[Task to complete] Go through the records and copy each line where the word "screenshot" occurs.

[Information given]
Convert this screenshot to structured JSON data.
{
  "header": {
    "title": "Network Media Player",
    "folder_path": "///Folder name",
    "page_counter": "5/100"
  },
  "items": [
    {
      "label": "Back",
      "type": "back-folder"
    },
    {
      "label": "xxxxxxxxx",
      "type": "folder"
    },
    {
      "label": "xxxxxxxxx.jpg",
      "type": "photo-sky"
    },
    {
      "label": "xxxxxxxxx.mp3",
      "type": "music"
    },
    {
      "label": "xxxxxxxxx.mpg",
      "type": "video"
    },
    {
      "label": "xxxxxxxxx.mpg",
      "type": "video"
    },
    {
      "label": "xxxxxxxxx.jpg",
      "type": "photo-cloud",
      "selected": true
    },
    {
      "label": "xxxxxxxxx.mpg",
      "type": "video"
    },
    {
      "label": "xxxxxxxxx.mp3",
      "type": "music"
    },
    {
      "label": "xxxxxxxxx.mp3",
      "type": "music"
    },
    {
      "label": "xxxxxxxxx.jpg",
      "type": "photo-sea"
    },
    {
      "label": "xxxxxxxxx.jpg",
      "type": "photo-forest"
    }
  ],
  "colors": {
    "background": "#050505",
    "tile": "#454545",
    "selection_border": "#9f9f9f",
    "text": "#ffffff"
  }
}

--

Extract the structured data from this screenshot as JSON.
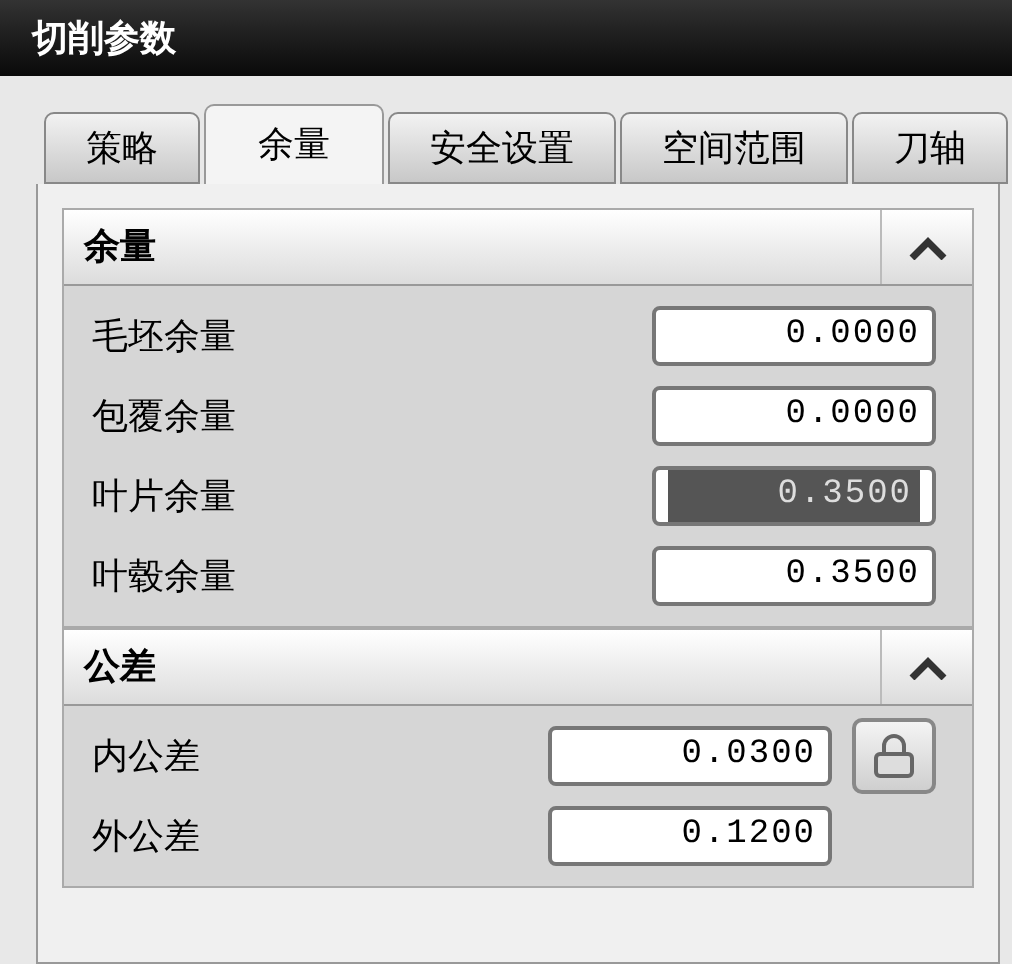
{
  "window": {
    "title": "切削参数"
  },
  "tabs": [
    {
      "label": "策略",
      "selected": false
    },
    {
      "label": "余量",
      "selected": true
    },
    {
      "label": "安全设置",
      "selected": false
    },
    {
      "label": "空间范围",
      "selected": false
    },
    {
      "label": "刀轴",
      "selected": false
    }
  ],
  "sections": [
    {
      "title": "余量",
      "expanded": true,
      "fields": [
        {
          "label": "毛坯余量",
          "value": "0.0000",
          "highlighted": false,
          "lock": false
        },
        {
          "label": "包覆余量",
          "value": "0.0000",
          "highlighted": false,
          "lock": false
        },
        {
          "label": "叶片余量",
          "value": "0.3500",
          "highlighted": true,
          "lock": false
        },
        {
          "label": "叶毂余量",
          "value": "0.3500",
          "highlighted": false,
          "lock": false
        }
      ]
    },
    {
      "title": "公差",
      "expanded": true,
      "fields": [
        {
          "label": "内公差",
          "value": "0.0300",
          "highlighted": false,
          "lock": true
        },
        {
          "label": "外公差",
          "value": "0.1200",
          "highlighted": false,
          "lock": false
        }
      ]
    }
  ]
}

[Answer to this task]
Convert this screenshot to structured JSON data.
Extract the structured data from this screenshot as JSON.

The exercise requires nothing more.